Copy out the rows below, swapping every "column-header" for "col-label" and changing nothing else.

= = = =

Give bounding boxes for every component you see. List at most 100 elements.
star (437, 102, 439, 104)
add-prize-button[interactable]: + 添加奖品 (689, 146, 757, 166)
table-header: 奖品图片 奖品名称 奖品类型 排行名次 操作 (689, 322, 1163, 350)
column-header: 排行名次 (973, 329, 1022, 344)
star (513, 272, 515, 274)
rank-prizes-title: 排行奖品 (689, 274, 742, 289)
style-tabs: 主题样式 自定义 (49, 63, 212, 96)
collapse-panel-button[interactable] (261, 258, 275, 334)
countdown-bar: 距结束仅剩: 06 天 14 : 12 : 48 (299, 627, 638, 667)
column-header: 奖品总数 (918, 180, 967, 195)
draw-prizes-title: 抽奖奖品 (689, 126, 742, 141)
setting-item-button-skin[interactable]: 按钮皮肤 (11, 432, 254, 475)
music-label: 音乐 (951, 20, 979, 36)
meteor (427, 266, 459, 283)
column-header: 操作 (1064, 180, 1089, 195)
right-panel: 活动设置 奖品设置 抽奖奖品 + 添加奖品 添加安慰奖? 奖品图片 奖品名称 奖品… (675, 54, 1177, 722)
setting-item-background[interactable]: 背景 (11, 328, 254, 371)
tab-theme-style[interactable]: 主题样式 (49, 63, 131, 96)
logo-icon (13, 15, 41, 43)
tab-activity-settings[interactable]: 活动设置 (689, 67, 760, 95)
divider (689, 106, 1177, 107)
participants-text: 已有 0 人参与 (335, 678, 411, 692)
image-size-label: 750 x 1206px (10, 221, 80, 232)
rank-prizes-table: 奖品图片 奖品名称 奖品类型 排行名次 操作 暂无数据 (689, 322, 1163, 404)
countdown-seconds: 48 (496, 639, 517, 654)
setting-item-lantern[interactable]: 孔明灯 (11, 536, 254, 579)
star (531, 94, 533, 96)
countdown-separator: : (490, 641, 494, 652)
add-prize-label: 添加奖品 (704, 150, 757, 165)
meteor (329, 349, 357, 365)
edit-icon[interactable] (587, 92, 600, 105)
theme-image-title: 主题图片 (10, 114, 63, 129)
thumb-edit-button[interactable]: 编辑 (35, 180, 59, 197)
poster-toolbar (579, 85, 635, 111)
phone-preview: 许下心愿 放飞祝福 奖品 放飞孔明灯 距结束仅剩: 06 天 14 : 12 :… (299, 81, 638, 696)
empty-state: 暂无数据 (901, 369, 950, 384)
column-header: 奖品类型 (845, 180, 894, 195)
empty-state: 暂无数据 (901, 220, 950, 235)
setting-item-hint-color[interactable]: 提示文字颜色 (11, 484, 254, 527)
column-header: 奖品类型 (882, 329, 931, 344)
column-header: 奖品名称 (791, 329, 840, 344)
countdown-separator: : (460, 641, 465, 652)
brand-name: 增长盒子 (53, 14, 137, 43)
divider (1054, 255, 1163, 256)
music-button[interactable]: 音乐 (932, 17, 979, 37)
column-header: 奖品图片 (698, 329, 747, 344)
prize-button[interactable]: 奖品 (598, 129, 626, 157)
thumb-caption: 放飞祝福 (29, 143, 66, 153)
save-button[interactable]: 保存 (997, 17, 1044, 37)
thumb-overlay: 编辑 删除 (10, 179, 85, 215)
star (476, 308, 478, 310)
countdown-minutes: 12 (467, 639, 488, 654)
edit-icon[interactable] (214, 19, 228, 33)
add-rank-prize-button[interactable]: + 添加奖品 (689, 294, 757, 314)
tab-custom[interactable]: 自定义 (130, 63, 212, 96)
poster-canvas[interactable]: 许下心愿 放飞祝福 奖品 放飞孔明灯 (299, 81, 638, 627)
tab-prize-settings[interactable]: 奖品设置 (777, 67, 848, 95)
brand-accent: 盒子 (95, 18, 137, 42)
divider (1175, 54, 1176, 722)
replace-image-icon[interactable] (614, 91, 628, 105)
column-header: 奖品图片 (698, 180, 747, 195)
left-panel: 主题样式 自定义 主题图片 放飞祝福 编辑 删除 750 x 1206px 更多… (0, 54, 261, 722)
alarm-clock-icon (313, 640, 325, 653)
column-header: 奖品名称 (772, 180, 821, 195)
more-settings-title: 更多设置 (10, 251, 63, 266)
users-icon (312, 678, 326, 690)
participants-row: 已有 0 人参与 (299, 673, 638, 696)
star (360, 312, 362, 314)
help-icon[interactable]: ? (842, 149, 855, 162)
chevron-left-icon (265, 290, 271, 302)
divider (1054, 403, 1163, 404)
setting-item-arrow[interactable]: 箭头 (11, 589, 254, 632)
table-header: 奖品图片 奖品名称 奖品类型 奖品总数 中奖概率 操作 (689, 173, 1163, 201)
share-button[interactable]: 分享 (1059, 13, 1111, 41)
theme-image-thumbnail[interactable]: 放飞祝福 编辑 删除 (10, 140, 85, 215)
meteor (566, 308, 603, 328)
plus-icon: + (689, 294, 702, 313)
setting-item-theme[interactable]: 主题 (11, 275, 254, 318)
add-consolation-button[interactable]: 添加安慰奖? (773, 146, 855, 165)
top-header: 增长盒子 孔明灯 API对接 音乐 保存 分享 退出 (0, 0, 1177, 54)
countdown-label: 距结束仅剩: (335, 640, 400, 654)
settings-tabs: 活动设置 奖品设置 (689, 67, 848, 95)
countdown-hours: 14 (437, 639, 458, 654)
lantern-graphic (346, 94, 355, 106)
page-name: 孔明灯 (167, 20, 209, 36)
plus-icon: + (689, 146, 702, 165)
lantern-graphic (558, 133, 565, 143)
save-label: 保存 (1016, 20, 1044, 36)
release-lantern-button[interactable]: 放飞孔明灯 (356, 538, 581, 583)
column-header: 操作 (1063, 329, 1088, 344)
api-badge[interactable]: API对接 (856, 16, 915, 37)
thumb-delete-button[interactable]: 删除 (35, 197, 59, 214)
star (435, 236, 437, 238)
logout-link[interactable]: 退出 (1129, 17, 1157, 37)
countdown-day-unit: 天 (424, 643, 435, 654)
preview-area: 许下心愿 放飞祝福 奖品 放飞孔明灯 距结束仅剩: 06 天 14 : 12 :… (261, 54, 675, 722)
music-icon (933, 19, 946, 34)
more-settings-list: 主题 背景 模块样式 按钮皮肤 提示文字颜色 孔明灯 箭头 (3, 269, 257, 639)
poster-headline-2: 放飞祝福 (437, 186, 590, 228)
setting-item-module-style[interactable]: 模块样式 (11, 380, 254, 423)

= = = =

Reply →
Give bounding boxes for every component you see. List at most 100 elements.
star (437, 102, 439, 104)
add-prize-button[interactable]: + 添加奖品 (689, 146, 757, 166)
table-header: 奖品图片 奖品名称 奖品类型 排行名次 操作 (689, 322, 1163, 350)
col-label: 排行名次 (973, 329, 1022, 344)
star (513, 272, 515, 274)
rank-prizes-title: 排行奖品 (689, 274, 742, 289)
style-tabs: 主题样式 自定义 (49, 63, 212, 96)
collapse-panel-button[interactable] (261, 258, 275, 334)
countdown-bar: 距结束仅剩: 06 天 14 : 12 : 48 (299, 627, 638, 667)
col-label: 奖品总数 (918, 180, 967, 195)
draw-prizes-title: 抽奖奖品 (689, 126, 742, 141)
setting-item-button-skin[interactable]: 按钮皮肤 (11, 432, 254, 475)
music-label: 音乐 (951, 20, 979, 36)
meteor (427, 266, 459, 283)
col-label: 操作 (1064, 180, 1089, 195)
right-panel: 活动设置 奖品设置 抽奖奖品 + 添加奖品 添加安慰奖? 奖品图片 奖品名称 奖品… (675, 54, 1177, 722)
setting-item-background[interactable]: 背景 (11, 328, 254, 371)
tab-theme-style[interactable]: 主题样式 (49, 63, 131, 96)
logo-icon (13, 15, 41, 43)
tab-activity-settings[interactable]: 活动设置 (689, 67, 760, 95)
divider (689, 106, 1177, 107)
participants-text: 已有 0 人参与 (335, 678, 411, 692)
image-size-label: 750 x 1206px (10, 221, 80, 232)
rank-prizes-table: 奖品图片 奖品名称 奖品类型 排行名次 操作 暂无数据 (689, 322, 1163, 404)
countdown-seconds: 48 (496, 639, 517, 654)
setting-item-lantern[interactable]: 孔明灯 (11, 536, 254, 579)
star (531, 94, 533, 96)
countdown-separator: : (490, 641, 494, 652)
add-prize-label: 添加奖品 (704, 150, 757, 165)
meteor (329, 349, 357, 365)
edit-icon[interactable] (587, 92, 600, 105)
theme-image-title: 主题图片 (10, 114, 63, 129)
thumb-edit-button[interactable]: 编辑 (35, 180, 59, 197)
poster-toolbar (579, 85, 635, 111)
phone-preview: 许下心愿 放飞祝福 奖品 放飞孔明灯 距结束仅剩: 06 天 14 : 12 :… (299, 81, 638, 696)
empty-state: 暂无数据 (901, 369, 950, 384)
col-label: 奖品类型 (845, 180, 894, 195)
empty-state: 暂无数据 (901, 220, 950, 235)
setting-item-hint-color[interactable]: 提示文字颜色 (11, 484, 254, 527)
col-label: 奖品类型 (882, 329, 931, 344)
col-label: 奖品名称 (791, 329, 840, 344)
countdown-separator: : (460, 641, 465, 652)
brand-name: 增长盒子 (53, 14, 137, 43)
divider (1054, 255, 1163, 256)
music-button[interactable]: 音乐 (932, 17, 979, 37)
col-label: 奖品图片 (698, 329, 747, 344)
prize-button[interactable]: 奖品 (598, 129, 626, 157)
thumb-caption: 放飞祝福 (29, 143, 66, 153)
save-button[interactable]: 保存 (997, 17, 1044, 37)
thumb-overlay: 编辑 删除 (10, 179, 85, 215)
star (476, 308, 478, 310)
countdown-minutes: 12 (467, 639, 488, 654)
edit-icon[interactable] (214, 19, 228, 33)
add-rank-prize-button[interactable]: + 添加奖品 (689, 294, 757, 314)
tab-custom[interactable]: 自定义 (130, 63, 212, 96)
poster-canvas[interactable]: 许下心愿 放飞祝福 奖品 放飞孔明灯 (299, 81, 638, 627)
tab-prize-settings[interactable]: 奖品设置 (777, 67, 848, 95)
brand-accent: 盒子 (95, 18, 137, 42)
divider (1175, 54, 1176, 722)
replace-image-icon[interactable] (614, 91, 628, 105)
col-label: 奖品图片 (698, 180, 747, 195)
left-panel: 主题样式 自定义 主题图片 放飞祝福 编辑 删除 750 x 1206px 更多… (0, 54, 261, 722)
alarm-clock-icon (313, 640, 325, 653)
col-label: 奖品名称 (772, 180, 821, 195)
more-settings-title: 更多设置 (10, 251, 63, 266)
users-icon (312, 678, 326, 690)
participants-row: 已有 0 人参与 (299, 673, 638, 696)
star (360, 312, 362, 314)
help-icon[interactable]: ? (842, 149, 855, 162)
chevron-left-icon (265, 290, 271, 302)
divider (1054, 403, 1163, 404)
setting-item-arrow[interactable]: 箭头 (11, 589, 254, 632)
table-header: 奖品图片 奖品名称 奖品类型 奖品总数 中奖概率 操作 (689, 173, 1163, 201)
share-button[interactable]: 分享 (1059, 13, 1111, 41)
theme-image-thumbnail[interactable]: 放飞祝福 编辑 删除 (10, 140, 85, 215)
meteor (566, 308, 603, 328)
plus-icon: + (689, 294, 702, 313)
setting-item-theme[interactable]: 主题 (11, 275, 254, 318)
add-consolation-button[interactable]: 添加安慰奖? (773, 146, 855, 165)
top-header: 增长盒子 孔明灯 API对接 音乐 保存 分享 退出 (0, 0, 1177, 54)
countdown-label: 距结束仅剩: (335, 640, 400, 654)
settings-tabs: 活动设置 奖品设置 (689, 67, 848, 95)
countdown-hours: 14 (437, 639, 458, 654)
lantern-graphic (346, 94, 355, 106)
page-name: 孔明灯 (167, 20, 209, 36)
plus-icon: + (689, 146, 702, 165)
lantern-graphic (558, 133, 565, 143)
save-label: 保存 (1016, 20, 1044, 36)
release-lantern-button[interactable]: 放飞孔明灯 (356, 538, 581, 583)
col-label: 操作 (1063, 329, 1088, 344)
api-badge[interactable]: API对接 (856, 16, 915, 37)
thumb-delete-button[interactable]: 删除 (35, 197, 59, 214)
star (435, 236, 437, 238)
logout-link[interactable]: 退出 (1129, 17, 1157, 37)
countdown-day-unit: 天 (424, 643, 435, 654)
preview-area: 许下心愿 放飞祝福 奖品 放飞孔明灯 距结束仅剩: 06 天 14 : 12 :… (261, 54, 675, 722)
music-icon (933, 19, 946, 34)
more-settings-list: 主题 背景 模块样式 按钮皮肤 提示文字颜色 孔明灯 箭头 (3, 269, 257, 639)
poster-headline-2: 放飞祝福 (437, 186, 590, 228)
setting-item-module-style[interactable]: 模块样式 (11, 380, 254, 423)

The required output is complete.